To empirically test our hypotheses, the existing reviews needed to be appropriately aggregated. As noted above, we obtained monthly review data. Therefore, we aggregated the existing reviews on a monthly basis as follows. When starting in the first month with our analysis, we calculated the relevant review metrics that are salient in review systems (see below) using all existing reviews until this month. For the second month, the relevant review metrics are calculated based on all existing reviews until the second month, and so on. Table 2 summarizes the data structure.

****************************************

▶ _TASKS FOR THIS EXERCISE_:
(1) Answer these questions about the review-aggregation passage:
(a) How often was the review data obtained?
(b) For the second month, which reviews are the review metrics calculated from?
(c) Which table summarizes the data structure?
(2) Write what comes next in the review-aggregation passage, starting after its last sentence.

****************************************

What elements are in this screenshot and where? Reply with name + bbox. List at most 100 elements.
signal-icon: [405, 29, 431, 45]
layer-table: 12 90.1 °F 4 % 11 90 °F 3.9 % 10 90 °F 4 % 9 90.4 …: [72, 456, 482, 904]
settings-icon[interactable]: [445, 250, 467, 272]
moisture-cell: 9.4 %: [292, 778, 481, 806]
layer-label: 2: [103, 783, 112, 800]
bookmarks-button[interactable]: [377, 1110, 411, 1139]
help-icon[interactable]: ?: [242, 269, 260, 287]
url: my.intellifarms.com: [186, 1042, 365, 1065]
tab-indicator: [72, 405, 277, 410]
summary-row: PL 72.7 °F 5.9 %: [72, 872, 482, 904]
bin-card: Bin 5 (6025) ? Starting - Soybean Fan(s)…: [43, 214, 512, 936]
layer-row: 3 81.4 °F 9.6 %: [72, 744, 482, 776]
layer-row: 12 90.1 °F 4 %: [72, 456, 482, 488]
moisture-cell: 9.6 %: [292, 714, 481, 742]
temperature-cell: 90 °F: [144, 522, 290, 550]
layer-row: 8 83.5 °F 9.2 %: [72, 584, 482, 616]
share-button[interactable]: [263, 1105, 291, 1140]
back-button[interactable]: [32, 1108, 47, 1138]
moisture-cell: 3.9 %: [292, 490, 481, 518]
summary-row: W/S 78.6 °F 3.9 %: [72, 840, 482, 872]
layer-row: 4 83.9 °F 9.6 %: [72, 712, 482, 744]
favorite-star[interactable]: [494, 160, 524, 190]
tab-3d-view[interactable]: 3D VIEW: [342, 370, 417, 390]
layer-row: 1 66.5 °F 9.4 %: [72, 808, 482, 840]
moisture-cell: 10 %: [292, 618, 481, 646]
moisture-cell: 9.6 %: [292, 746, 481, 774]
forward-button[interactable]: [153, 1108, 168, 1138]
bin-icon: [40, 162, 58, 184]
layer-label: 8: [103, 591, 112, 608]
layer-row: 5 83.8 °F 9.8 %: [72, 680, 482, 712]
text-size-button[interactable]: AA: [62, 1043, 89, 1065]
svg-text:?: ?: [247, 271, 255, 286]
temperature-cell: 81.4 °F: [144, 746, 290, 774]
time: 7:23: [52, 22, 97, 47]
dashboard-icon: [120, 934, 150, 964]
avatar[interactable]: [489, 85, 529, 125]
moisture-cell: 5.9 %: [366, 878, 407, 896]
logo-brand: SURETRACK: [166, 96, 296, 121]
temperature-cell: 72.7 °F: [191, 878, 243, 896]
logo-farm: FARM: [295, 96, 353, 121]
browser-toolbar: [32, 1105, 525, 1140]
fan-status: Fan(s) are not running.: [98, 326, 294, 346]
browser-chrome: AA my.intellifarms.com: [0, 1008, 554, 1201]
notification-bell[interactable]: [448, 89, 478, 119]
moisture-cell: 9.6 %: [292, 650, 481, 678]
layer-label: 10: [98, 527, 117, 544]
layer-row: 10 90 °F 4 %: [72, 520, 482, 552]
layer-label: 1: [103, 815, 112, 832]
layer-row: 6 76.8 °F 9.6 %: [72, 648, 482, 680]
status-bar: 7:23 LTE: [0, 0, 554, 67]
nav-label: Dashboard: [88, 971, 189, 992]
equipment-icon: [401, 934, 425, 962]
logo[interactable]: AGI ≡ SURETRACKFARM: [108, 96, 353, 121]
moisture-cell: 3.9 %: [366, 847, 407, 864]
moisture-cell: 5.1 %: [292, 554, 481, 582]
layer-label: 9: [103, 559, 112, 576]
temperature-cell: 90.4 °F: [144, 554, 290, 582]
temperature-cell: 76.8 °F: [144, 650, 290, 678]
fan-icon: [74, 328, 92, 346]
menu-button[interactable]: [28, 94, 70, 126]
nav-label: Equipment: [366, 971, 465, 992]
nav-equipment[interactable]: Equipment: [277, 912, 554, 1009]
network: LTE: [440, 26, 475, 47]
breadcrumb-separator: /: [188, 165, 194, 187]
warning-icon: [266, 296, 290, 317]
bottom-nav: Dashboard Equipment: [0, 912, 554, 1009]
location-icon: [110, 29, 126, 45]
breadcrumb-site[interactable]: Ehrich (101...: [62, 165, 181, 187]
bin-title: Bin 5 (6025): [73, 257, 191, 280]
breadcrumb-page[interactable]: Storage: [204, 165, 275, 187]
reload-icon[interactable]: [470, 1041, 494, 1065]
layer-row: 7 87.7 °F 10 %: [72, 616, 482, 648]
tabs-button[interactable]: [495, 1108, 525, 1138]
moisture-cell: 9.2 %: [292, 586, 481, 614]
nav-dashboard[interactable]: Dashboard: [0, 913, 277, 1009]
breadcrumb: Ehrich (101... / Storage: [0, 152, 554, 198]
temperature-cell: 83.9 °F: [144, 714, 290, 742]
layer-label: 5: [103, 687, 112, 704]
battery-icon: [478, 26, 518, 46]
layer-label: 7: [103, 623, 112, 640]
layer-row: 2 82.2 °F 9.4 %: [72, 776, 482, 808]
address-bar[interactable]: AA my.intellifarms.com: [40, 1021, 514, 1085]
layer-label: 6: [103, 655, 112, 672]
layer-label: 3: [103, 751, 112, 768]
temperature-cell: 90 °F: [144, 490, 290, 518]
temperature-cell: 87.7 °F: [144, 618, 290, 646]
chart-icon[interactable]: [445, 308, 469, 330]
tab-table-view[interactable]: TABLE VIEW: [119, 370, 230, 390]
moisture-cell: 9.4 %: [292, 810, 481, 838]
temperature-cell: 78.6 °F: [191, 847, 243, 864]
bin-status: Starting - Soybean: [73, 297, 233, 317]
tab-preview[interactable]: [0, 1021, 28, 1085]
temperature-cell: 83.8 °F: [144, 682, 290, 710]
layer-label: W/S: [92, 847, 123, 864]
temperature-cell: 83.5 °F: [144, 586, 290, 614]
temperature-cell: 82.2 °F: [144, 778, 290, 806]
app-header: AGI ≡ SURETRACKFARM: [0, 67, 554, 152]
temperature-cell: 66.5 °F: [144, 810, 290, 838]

****************************************

▶ _PER-TASK OUTPUTS_:
(1)
(a) Monthly.
(b) All existing reviews until the second month.
(c) Table 2.

(2)
Table 2 Abstracted data structure

The first seven columns of Table 2 indicate individual review-specific information, such as the rating or whether a textual review was written. The information on whether a textual review was written (\(TextRev\)) and textual review length (\(RevLength\)), measured by the number of characters, represent our dependent variables. From the individual review-specific information, we additionally obtain the individual rating (\(Rating\)) and reviewing experience – the number of reviews the reviewer had written so far – (\(RevExperience\)) as control variables. Both are important covariates for the textual reviewing effort, as low-valence reviews are typically longer than high-valence reviews (e.g., Chua & Banerjee, 2015; Ghasemaghaei et al., 2018 or Salehan & Kim, 2016), and reviewers with high reviewing experience write more helpful reviews (e.g., Baek et al., 2012 or Ghose & Ipeirotis, 2011) and longer reviews (Hong et al., 2017). Finally, we also collected information on whether reviewers submitted a picture with their rating (\(Picture\)). Although the latter information is not used in the main analysis, we will use it as a robustness check in Sect. ‘Robustness’.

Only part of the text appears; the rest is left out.